Text shown

===============

DIY Banana Pi 2-WAN gateway: Getting started with a BPI-R2

During our last Sandstorm Retreat there was not a single day without a remote participant. "But how fast and reliable is the internet connection really, in a location we never visited before?", we asked ourselves and decided to pack our Starlink receiver and, just like in the office, implement a network at the location with two independent WAN-connections. To manage  these WAN-connections, we packed our office gateway. Thus we had a redundant internet connection at the location and a non-redundant one at our main office… we know our priorities. :-)

As removing the gateway from the networking rack and re-configuring it was quite some effort, we decided to go a different way in the future:

We are building our own 2 WAN gateway on a much smaller, more light-weight and more mobile Banana Pi R2 (BPI-R2 for short). In this blog post I share my experience during the installation of the operating system up to the first successful connection via SSH.

===============

Tasks and exercises
**1.** Update the Banana Pi gateway post from "DIY Banana Pi" down to "our priorities. :-)", changing "Starlink receiver" to "satellite dish".
**2.** In the Banana Pi gateway post, what board is the team using to build its own 2 WAN gateway?
**3.** Do these statements agree with the Banana Pi gateway post? Answer yes or no for each, quoting the deciding words.
(a) The post covers the setup up to the first successful SSH connection.
(b) The team left its office gateway in the networking rack during the retreat.
(c) Every day of the Sandstorm Retreat had a remote participant.
The listing that comes next is separate material.

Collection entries

===============

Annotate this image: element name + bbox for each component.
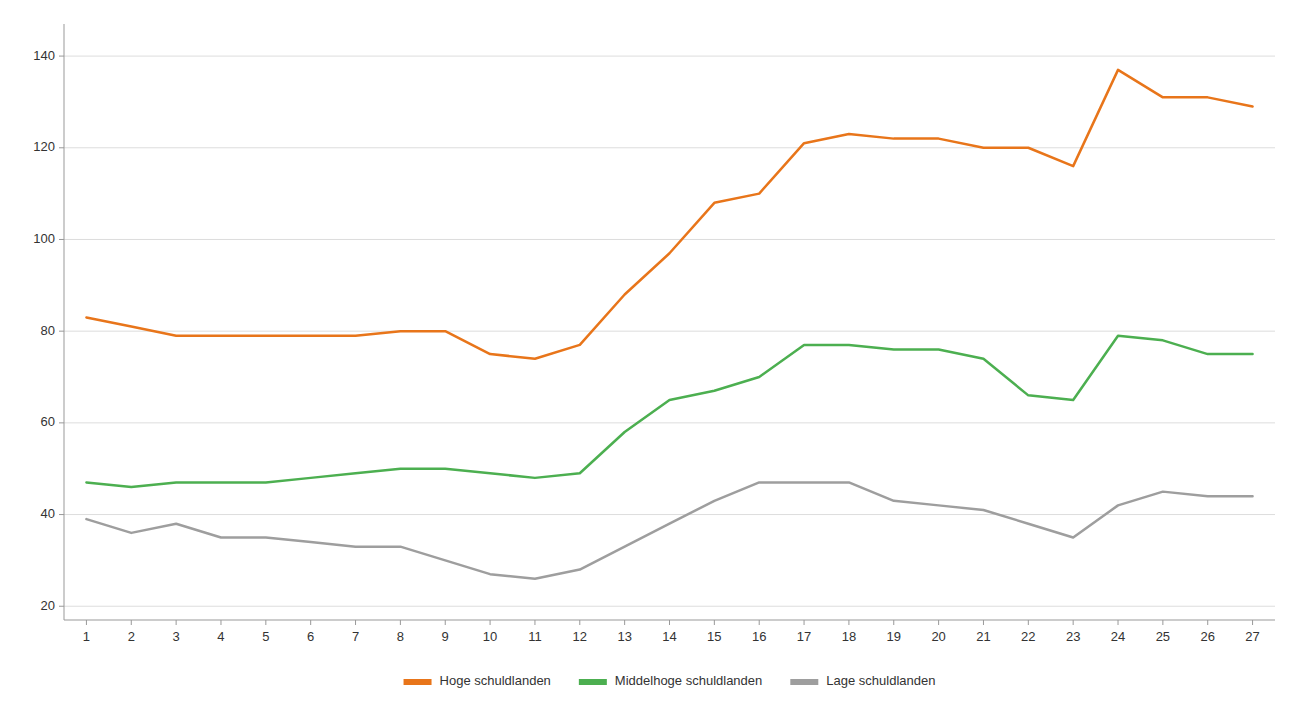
x-tick	[938, 620, 939, 625]
y-tick	[59, 422, 64, 423]
x-tick-label: 24	[1111, 629, 1125, 644]
x-tick-label: 14	[662, 629, 676, 644]
grid-line	[64, 606, 1275, 607]
x-tick-label: 26	[1200, 629, 1214, 644]
x-tick	[1207, 620, 1208, 625]
y-tick-label: 20	[41, 598, 55, 613]
x-tick	[86, 620, 87, 625]
x-tick	[265, 620, 266, 625]
y-tick	[59, 331, 64, 332]
y-tick-label: 140	[33, 48, 55, 63]
y-tick-label: 100	[33, 231, 55, 246]
x-tick	[1073, 620, 1074, 625]
series-line	[86, 336, 1252, 487]
x-tick-label: 8	[397, 629, 404, 644]
x-tick	[624, 620, 625, 625]
x-tick-label: 4	[217, 629, 224, 644]
legend-swatch	[579, 679, 607, 685]
grid-line	[64, 239, 1275, 240]
x-tick-label: 2	[128, 629, 135, 644]
x-tick	[893, 620, 894, 625]
legend-item: Hoge schuldlanden	[404, 673, 551, 688]
grid-line	[64, 422, 1275, 423]
x-tick-label: 17	[797, 629, 811, 644]
y-tick-label: 120	[33, 139, 55, 154]
x-tick-label: 15	[707, 629, 721, 644]
x-tick-label: 16	[752, 629, 766, 644]
grid-line	[64, 56, 1275, 57]
x-tick	[804, 620, 805, 625]
x-tick-label: 12	[573, 629, 587, 644]
x-tick	[131, 620, 132, 625]
x-tick	[579, 620, 580, 625]
grid-line	[64, 514, 1275, 515]
x-tick-label: 27	[1245, 629, 1259, 644]
y-tick-label: 40	[41, 506, 55, 521]
legend-item: Middelhoge schuldlanden	[579, 673, 762, 688]
x-tick	[534, 620, 535, 625]
y-tick-label: 80	[41, 323, 55, 338]
x-tick-label: 23	[1066, 629, 1080, 644]
x-tick-label: 22	[1021, 629, 1035, 644]
y-tick-label: 60	[41, 414, 55, 429]
y-tick	[59, 606, 64, 607]
x-tick	[714, 620, 715, 625]
x-tick-label: 6	[307, 629, 314, 644]
x-tick	[1118, 620, 1119, 625]
y-tick	[59, 147, 64, 148]
x-tick-label: 13	[617, 629, 631, 644]
x-tick	[220, 620, 221, 625]
legend: Hoge schuldlanden Middelhoge schuldlanden…	[404, 673, 936, 688]
legend-swatch	[790, 679, 818, 685]
y-tick	[59, 239, 64, 240]
x-tick-label: 3	[173, 629, 180, 644]
x-tick-label: 10	[483, 629, 497, 644]
x-tick	[983, 620, 984, 625]
y-tick	[59, 514, 64, 515]
x-tick-label: 5	[262, 629, 269, 644]
x-tick-label: 18	[842, 629, 856, 644]
series-line	[86, 482, 1252, 578]
y-axis: 20 40 60 80 100 120 140	[33, 48, 1275, 613]
x-tick	[1028, 620, 1029, 625]
x-tick-label: 9	[442, 629, 449, 644]
x-tick-label: 11	[528, 629, 542, 644]
x-axis: 1234567891011121314151617181920212223242…	[83, 620, 1260, 644]
x-tick	[400, 620, 401, 625]
grid-line	[64, 147, 1275, 148]
legend-swatch	[404, 679, 432, 685]
y-tick	[59, 56, 64, 57]
series-line	[86, 70, 1252, 359]
x-tick-label: 20	[931, 629, 945, 644]
x-tick-label: 7	[352, 629, 359, 644]
series-lines	[86, 70, 1252, 579]
x-tick	[445, 620, 446, 625]
legend-item: Lage schuldlanden	[790, 673, 935, 688]
grid-line	[64, 331, 1275, 332]
x-tick	[1162, 620, 1163, 625]
x-tick	[759, 620, 760, 625]
x-tick	[490, 620, 491, 625]
x-tick	[669, 620, 670, 625]
chart: 2040608010012014012345678910111213141516…	[0, 0, 1299, 720]
x-tick-label: 21	[976, 629, 990, 644]
x-tick	[310, 620, 311, 625]
x-tick	[355, 620, 356, 625]
x-tick	[1252, 620, 1253, 625]
x-tick	[848, 620, 849, 625]
x-tick-label: 19	[887, 629, 901, 644]
x-tick-label: 25	[1156, 629, 1170, 644]
legend-label: Middelhoge schuldlanden	[615, 673, 762, 688]
legend-label: Hoge schuldlanden	[440, 673, 551, 688]
legend-label: Lage schuldlanden	[826, 673, 935, 688]
x-tick-label: 1	[83, 629, 90, 644]
y-axis-line	[64, 24, 65, 620]
x-tick	[176, 620, 177, 625]
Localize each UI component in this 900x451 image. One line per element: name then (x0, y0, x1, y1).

===============

Exercise responses
**1.**
DIY Banana Pi 2-WAN gateway: Getting started with a BPI-R2

During our last Sandstorm Retreat there was not a single day without a remote participant. "But how fast and reliable is the internet connection really, in a location we never visited before?", we asked ourselves and decided to pack our satellite dish and, just like in the office, implement a network at the location with two independent WAN-connections. To manage  these WAN-connections, we packed our office gateway. Thus we had a redundant internet connection at the location and a non-redundant one at our main office… we know our priorities. :-)

**2.** A Banana Pi R2, or BPI-R2 for short.

**3.**
(a) Yes: "up to the first successful connection via SSH"
(b) No: "we packed our office gateway"
(c) Yes: "there was not a single day without a remote participant"